*EXERCISE*.
Across all the lines below, how many contain the string "przybył"? Please reply with the number only.

A run of records:
== == ==

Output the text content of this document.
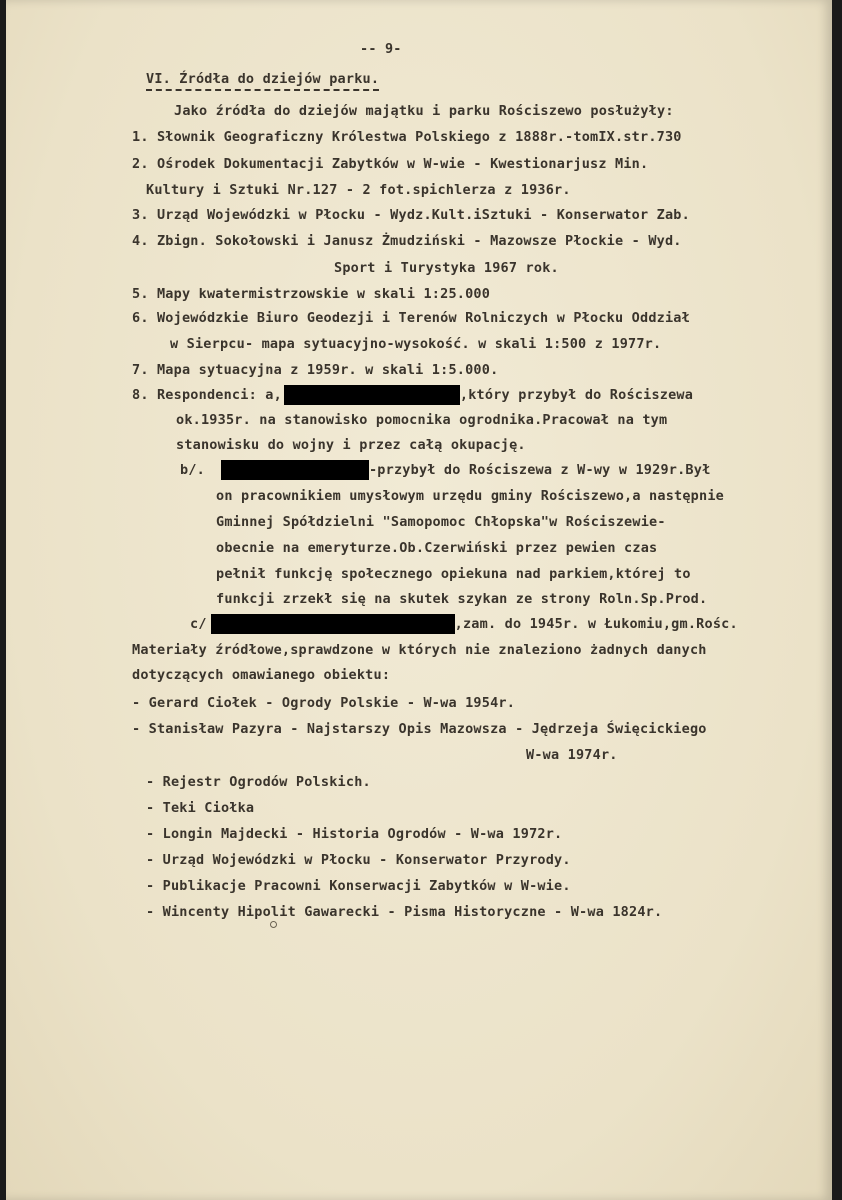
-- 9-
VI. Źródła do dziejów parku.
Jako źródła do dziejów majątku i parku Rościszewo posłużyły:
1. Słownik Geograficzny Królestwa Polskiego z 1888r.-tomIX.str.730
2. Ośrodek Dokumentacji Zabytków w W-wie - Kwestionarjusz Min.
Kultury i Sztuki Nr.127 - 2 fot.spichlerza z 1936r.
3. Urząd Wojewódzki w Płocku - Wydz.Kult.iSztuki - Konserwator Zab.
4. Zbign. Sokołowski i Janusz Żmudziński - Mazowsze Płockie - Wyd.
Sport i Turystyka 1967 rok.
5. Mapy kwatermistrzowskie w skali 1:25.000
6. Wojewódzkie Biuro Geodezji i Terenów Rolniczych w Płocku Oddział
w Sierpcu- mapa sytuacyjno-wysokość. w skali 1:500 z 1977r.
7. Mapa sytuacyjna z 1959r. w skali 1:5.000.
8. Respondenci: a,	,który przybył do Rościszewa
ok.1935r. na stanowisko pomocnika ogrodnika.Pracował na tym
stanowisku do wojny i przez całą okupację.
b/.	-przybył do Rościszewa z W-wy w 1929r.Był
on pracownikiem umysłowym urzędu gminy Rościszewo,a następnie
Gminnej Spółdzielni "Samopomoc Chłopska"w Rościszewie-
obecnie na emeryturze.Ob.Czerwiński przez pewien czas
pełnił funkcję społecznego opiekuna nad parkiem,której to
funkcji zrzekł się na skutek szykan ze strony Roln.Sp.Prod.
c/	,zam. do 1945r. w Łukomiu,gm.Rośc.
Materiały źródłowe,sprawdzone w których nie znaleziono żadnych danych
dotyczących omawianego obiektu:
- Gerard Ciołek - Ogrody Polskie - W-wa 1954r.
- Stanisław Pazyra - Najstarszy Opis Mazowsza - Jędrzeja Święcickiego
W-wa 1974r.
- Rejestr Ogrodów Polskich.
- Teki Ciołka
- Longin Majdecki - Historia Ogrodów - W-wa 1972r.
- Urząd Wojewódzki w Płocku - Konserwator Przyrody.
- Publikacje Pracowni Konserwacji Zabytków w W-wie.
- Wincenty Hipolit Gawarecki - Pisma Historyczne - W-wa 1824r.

== == ==

*RESULT*.
2